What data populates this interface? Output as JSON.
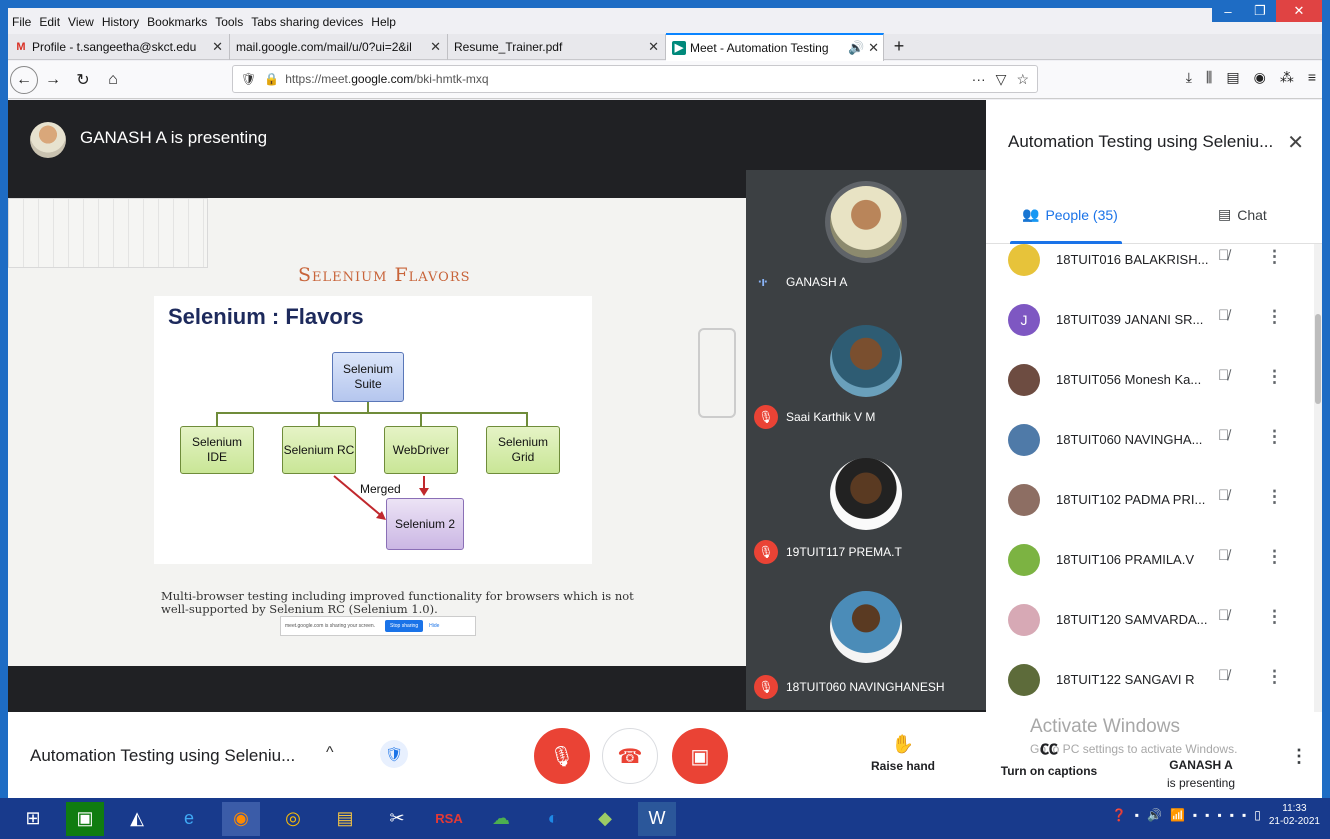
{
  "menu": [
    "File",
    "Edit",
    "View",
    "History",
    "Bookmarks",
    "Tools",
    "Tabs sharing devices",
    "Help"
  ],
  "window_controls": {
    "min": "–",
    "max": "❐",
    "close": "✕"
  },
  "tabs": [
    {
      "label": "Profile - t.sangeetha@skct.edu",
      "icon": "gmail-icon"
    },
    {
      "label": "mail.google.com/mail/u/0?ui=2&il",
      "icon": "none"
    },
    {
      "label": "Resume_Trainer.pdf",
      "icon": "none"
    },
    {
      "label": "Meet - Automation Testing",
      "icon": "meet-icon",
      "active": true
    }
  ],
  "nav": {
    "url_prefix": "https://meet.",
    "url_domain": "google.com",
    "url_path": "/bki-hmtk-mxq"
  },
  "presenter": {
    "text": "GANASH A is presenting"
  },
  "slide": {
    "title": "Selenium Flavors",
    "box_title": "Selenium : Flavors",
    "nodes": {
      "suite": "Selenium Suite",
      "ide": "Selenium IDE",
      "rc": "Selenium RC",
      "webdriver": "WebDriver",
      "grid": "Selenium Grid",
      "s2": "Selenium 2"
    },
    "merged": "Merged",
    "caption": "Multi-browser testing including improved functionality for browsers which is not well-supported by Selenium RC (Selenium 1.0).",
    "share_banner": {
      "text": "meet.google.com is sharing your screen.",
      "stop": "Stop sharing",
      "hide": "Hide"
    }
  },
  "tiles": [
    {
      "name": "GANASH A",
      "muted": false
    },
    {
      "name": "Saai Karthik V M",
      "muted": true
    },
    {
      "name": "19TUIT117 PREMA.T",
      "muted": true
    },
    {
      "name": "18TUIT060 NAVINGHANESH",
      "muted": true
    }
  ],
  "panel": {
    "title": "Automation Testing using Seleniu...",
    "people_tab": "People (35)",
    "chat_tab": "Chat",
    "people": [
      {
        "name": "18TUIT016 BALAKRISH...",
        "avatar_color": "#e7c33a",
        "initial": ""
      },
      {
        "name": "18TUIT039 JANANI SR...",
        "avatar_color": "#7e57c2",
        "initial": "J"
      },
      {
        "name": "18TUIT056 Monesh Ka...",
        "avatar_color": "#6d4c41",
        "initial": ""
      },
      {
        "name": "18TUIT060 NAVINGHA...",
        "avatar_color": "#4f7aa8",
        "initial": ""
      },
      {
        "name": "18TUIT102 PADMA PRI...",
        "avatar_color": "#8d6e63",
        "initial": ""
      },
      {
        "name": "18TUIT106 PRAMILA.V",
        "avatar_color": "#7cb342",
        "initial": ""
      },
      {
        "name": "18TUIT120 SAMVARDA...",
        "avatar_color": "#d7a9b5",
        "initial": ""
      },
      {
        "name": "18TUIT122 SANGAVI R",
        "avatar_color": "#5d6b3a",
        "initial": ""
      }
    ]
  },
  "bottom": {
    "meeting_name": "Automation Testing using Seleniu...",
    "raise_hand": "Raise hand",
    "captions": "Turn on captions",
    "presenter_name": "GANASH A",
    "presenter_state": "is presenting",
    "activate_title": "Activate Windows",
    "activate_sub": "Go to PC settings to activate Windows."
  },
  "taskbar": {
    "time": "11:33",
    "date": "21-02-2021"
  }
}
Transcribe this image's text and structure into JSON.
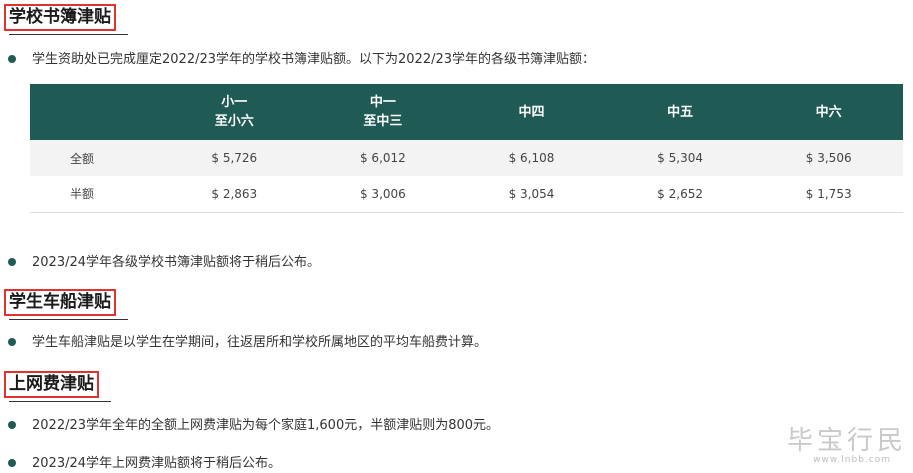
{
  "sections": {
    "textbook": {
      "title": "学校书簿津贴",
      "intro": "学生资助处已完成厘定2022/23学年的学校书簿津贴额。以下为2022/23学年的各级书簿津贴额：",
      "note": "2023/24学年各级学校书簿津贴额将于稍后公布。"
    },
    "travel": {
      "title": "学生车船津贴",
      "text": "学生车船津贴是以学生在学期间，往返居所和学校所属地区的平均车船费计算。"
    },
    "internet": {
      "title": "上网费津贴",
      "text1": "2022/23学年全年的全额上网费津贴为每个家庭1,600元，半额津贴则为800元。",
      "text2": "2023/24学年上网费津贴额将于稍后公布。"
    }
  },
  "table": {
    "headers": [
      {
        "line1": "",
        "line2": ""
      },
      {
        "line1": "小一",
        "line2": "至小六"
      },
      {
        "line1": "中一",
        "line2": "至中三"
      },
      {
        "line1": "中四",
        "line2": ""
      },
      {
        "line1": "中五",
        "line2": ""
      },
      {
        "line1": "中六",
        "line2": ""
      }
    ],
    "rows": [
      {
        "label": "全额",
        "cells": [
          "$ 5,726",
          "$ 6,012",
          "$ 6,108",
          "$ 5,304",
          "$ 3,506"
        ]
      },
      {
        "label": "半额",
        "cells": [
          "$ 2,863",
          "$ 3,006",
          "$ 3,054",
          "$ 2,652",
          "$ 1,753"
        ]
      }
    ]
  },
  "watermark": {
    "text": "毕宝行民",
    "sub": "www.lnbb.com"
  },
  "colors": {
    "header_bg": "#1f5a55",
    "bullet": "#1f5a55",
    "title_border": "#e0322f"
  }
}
_ _ _ _ _
◆ **PROBLEM DETAILS**
In the entries above, identify each line that includes the string "this", then copy it.

◆ **WORKED ANSWER**
What data populates this interface? Output as JSON.
Transcribe this image's text and structure into JSON.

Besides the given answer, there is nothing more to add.